[Records from a collection]
(begin)
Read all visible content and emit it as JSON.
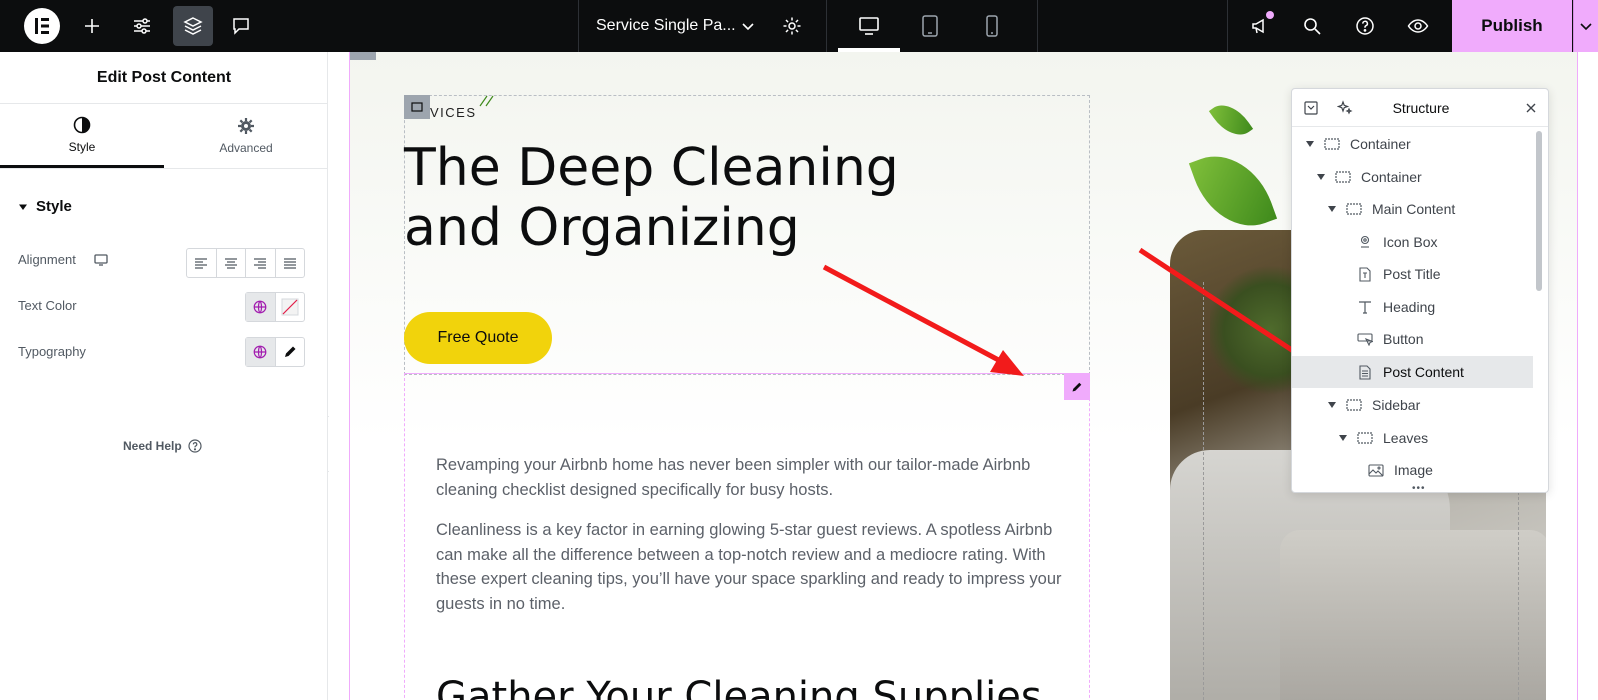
{
  "topbar": {
    "document_title": "Service Single Pa...",
    "publish_label": "Publish",
    "icons": [
      "elementor-logo-icon",
      "plus-icon",
      "sliders-icon",
      "layers-icon",
      "chat-icon",
      "chevron-down-icon",
      "gear-icon",
      "desktop-icon",
      "tablet-icon",
      "mobile-icon",
      "megaphone-icon",
      "search-icon",
      "help-icon",
      "eye-icon"
    ],
    "accent": "#f0abfc"
  },
  "panel": {
    "title": "Edit Post Content",
    "tabs": [
      {
        "label": "Style",
        "active": true
      },
      {
        "label": "Advanced",
        "active": false
      }
    ],
    "section_title": "Style",
    "controls": {
      "alignment_label": "Alignment",
      "text_color_label": "Text Color",
      "typography_label": "Typography"
    },
    "need_help_label": "Need Help"
  },
  "canvas": {
    "eyebrow": "VICES",
    "post_title": "The Deep Cleaning and Organizing",
    "button_label": "Free Quote",
    "button_color": "#f1d30c",
    "paragraphs": [
      "Revamping your Airbnb home has never been simpler with our tailor-made Airbnb cleaning checklist designed specifically for busy hosts.",
      "Cleanliness is a key factor in earning glowing 5-star guest reviews. A spotless Airbnb can make all the difference between a top-notch review and a mediocre rating. With these expert cleaning tips, you’ll have your space sparkling and ready to impress your guests in no time."
    ],
    "content_heading": "Gather Your Cleaning Supplies"
  },
  "structure": {
    "title": "Structure",
    "items": [
      {
        "label": "Container",
        "icon": "container-icon",
        "level": 0,
        "caret": true,
        "selected": false
      },
      {
        "label": "Container",
        "icon": "container-icon",
        "level": 1,
        "caret": true,
        "selected": false
      },
      {
        "label": "Main Content",
        "icon": "container-icon",
        "level": 2,
        "caret": true,
        "selected": false
      },
      {
        "label": "Icon Box",
        "icon": "icon-box-icon",
        "level": 3,
        "caret": false,
        "selected": false
      },
      {
        "label": "Post Title",
        "icon": "post-title-icon",
        "level": 3,
        "caret": false,
        "selected": false
      },
      {
        "label": "Heading",
        "icon": "heading-icon",
        "level": 3,
        "caret": false,
        "selected": false
      },
      {
        "label": "Button",
        "icon": "button-icon",
        "level": 3,
        "caret": false,
        "selected": false
      },
      {
        "label": "Post Content",
        "icon": "post-content-icon",
        "level": 3,
        "caret": false,
        "selected": true
      },
      {
        "label": "Sidebar",
        "icon": "container-icon",
        "level": 2,
        "caret": true,
        "selected": false
      },
      {
        "label": "Leaves",
        "icon": "container-icon",
        "level": 3,
        "caret": true,
        "selected": false
      },
      {
        "label": "Image",
        "icon": "image-icon",
        "level": 4,
        "caret": false,
        "selected": false
      }
    ]
  }
}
(end)
→ Problem statement: Would you return the data exactly as written, without the pictures?

→ Result for this exercise:
Read all visible content and emit it as JSON.
{
  "topbar": {
    "document_title": "Service Single Pa...",
    "publish_label": "Publish",
    "icons": [
      "elementor-logo-icon",
      "plus-icon",
      "sliders-icon",
      "layers-icon",
      "chat-icon",
      "chevron-down-icon",
      "gear-icon",
      "desktop-icon",
      "tablet-icon",
      "mobile-icon",
      "megaphone-icon",
      "search-icon",
      "help-icon",
      "eye-icon"
    ],
    "accent": "#f0abfc"
  },
  "panel": {
    "title": "Edit Post Content",
    "tabs": [
      {
        "label": "Style",
        "active": true
      },
      {
        "label": "Advanced",
        "active": false
      }
    ],
    "section_title": "Style",
    "controls": {
      "alignment_label": "Alignment",
      "text_color_label": "Text Color",
      "typography_label": "Typography"
    },
    "need_help_label": "Need Help"
  },
  "canvas": {
    "eyebrow": "VICES",
    "post_title": "The Deep Cleaning and Organizing",
    "button_label": "Free Quote",
    "button_color": "#f1d30c",
    "paragraphs": [
      "Revamping your Airbnb home has never been simpler with our tailor-made Airbnb cleaning checklist designed specifically for busy hosts.",
      "Cleanliness is a key factor in earning glowing 5-star guest reviews. A spotless Airbnb can make all the difference between a top-notch review and a mediocre rating. With these expert cleaning tips, you’ll have your space sparkling and ready to impress your guests in no time."
    ],
    "content_heading": "Gather Your Cleaning Supplies"
  },
  "structure": {
    "title": "Structure",
    "items": [
      {
        "label": "Container",
        "icon": "container-icon",
        "level": 0,
        "caret": true,
        "selected": false
      },
      {
        "label": "Container",
        "icon": "container-icon",
        "level": 1,
        "caret": true,
        "selected": false
      },
      {
        "label": "Main Content",
        "icon": "container-icon",
        "level": 2,
        "caret": true,
        "selected": false
      },
      {
        "label": "Icon Box",
        "icon": "icon-box-icon",
        "level": 3,
        "caret": false,
        "selected": false
      },
      {
        "label": "Post Title",
        "icon": "post-title-icon",
        "level": 3,
        "caret": false,
        "selected": false
      },
      {
        "label": "Heading",
        "icon": "heading-icon",
        "level": 3,
        "caret": false,
        "selected": false
      },
      {
        "label": "Button",
        "icon": "button-icon",
        "level": 3,
        "caret": false,
        "selected": false
      },
      {
        "label": "Post Content",
        "icon": "post-content-icon",
        "level": 3,
        "caret": false,
        "selected": true
      },
      {
        "label": "Sidebar",
        "icon": "container-icon",
        "level": 2,
        "caret": true,
        "selected": false
      },
      {
        "label": "Leaves",
        "icon": "container-icon",
        "level": 3,
        "caret": true,
        "selected": false
      },
      {
        "label": "Image",
        "icon": "image-icon",
        "level": 4,
        "caret": false,
        "selected": false
      }
    ]
  }
}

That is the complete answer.